Article>
::::::::

Amyridoideae

Scientific classification
- Kingdom: Plantae
- Clade: Tracheophytes
- Clade: Angiosperms
- Clade: Eudicots
- Clade: Rosids
- Order: Sapindales
- Family: Rutaceae
- Subfamily: Amyridoideae Link
- Genera: See text.

= Amyridoideae =

Subfamily of Rutaceae

Amyridoideae is a subfamily of the family Rutaceae. The circumscription of the family has varied considerably. A 2014 classification placed a large proportion of the genera in the family Rutaceae in Amyridoideae. A more recent 2021 classification includes only three genera.

::::::::

Given problem 1> According to the article on Amyridoideae, how many genera does the 2021 classification include?

::::::::

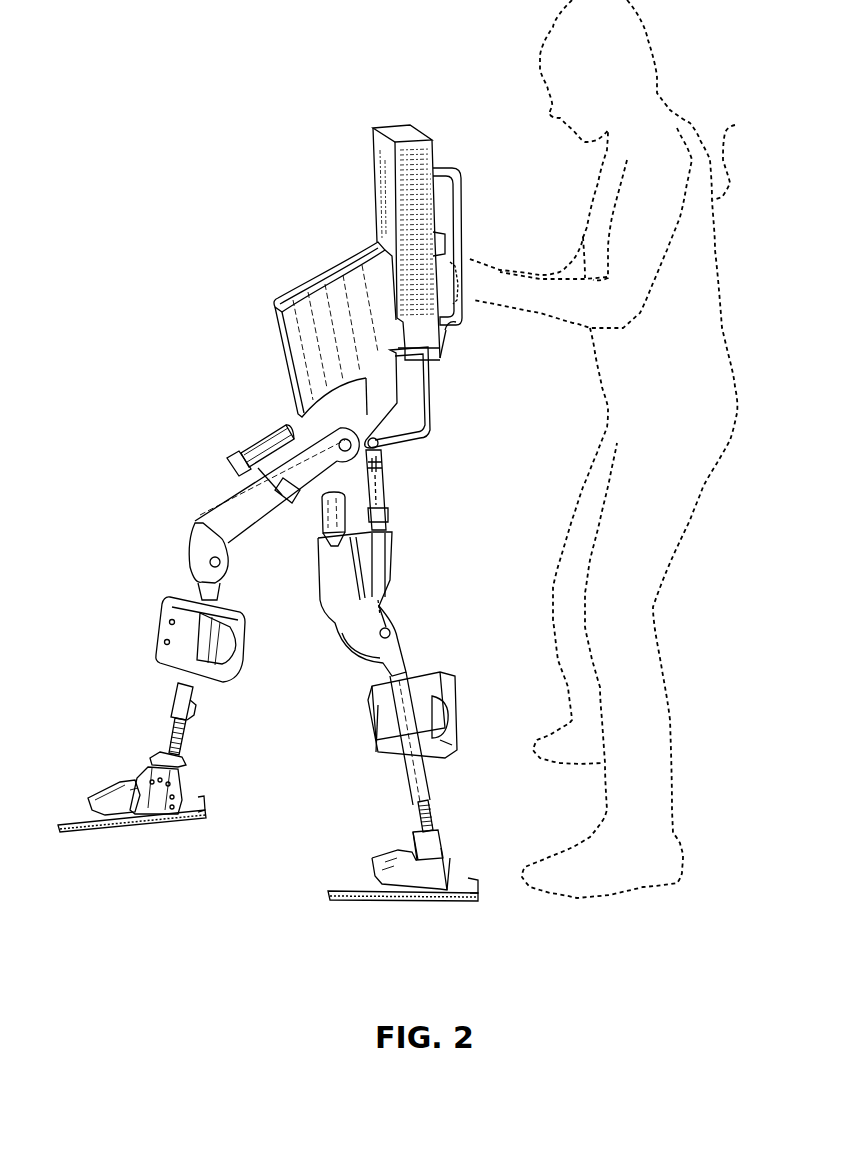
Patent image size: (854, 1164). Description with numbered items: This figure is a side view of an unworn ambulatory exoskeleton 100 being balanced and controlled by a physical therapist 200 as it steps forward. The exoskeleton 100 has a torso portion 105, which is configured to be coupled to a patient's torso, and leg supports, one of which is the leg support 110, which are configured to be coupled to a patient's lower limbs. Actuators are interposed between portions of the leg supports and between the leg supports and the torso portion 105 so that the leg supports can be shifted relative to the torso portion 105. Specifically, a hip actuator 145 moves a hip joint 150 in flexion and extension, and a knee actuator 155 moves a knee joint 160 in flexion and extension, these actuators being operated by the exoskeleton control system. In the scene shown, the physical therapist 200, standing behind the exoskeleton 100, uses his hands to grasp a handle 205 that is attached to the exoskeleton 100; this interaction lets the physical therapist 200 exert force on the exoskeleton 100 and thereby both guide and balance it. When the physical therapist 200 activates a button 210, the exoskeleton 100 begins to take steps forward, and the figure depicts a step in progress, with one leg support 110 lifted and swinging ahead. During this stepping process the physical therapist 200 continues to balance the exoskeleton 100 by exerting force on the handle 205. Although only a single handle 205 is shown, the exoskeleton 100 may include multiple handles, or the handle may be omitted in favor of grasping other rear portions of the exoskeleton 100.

The exoskeleton 100 is at (373, 168).
The torso portion 105 is at (305, 352).
The leg support 110 is at (380, 723).
The hip actuator 145 is at (416, 428).
The hip joint 150 is at (392, 455).
The knee actuator 155 is at (338, 588).
The knee joint 160 is at (376, 636).
The physical therapist 200 is at (620, 449).
The handle 205 is at (459, 323).
The button 210 is at (445, 232).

::::::::

Given problem 2> State how many lines of the listing contain the word "button", giving only the number.

Finished answer 1> Three genera.

Finished answer 2> 2